**YOUR OBJECTIVE:** Pull every line of the entries that has the word "profile".

[Records that describe figures]
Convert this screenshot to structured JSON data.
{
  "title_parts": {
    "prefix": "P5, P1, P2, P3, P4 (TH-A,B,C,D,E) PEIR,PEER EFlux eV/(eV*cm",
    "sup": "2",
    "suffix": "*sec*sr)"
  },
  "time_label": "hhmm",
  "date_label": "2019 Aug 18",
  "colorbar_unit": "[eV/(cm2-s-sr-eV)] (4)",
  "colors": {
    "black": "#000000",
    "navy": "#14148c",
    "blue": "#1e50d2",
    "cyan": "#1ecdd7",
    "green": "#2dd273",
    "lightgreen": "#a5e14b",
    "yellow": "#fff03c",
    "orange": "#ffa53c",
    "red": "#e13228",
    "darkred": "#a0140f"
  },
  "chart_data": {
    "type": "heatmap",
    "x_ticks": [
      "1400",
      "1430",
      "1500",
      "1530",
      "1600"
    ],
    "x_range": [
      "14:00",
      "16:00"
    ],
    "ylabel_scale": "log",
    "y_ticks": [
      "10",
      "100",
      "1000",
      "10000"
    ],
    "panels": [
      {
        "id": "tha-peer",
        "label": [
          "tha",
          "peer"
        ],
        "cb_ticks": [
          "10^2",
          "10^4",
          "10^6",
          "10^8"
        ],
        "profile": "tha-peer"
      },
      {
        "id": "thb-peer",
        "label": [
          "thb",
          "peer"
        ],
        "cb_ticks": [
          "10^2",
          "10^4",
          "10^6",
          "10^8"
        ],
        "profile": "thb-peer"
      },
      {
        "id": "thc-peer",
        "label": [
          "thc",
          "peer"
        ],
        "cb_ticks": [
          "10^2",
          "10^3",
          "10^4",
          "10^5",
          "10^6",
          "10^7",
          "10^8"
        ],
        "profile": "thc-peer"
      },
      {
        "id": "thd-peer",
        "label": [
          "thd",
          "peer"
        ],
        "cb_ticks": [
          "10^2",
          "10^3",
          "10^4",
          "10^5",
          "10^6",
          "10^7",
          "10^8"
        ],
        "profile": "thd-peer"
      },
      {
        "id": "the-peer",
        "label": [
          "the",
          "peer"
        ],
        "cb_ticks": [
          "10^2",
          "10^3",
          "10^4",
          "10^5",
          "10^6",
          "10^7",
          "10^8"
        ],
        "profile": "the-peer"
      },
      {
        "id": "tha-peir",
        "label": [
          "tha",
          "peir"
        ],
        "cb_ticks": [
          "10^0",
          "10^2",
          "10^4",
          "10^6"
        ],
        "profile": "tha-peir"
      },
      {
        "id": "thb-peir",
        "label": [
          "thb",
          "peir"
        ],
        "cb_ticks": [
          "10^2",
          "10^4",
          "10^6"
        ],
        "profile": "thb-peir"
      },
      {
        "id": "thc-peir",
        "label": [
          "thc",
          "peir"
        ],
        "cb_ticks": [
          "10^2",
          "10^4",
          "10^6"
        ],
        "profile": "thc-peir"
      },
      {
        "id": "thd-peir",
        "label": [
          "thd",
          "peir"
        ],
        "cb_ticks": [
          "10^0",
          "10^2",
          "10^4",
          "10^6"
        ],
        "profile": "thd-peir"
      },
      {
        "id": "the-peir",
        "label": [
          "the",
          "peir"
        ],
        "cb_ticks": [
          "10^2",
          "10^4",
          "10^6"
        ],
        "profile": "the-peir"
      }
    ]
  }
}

**OUTPUT:**
        "profile": "tha-peer"
        "profile": "thb-peer"
        "profile": "thc-peer"
        "profile": "thd-peer"
        "profile": "the-peer"
        "profile": "tha-peir"
        "profile": "thb-peir"
        "profile": "thc-peir"
        "profile": "thd-peir"
        "profile": "the-peir"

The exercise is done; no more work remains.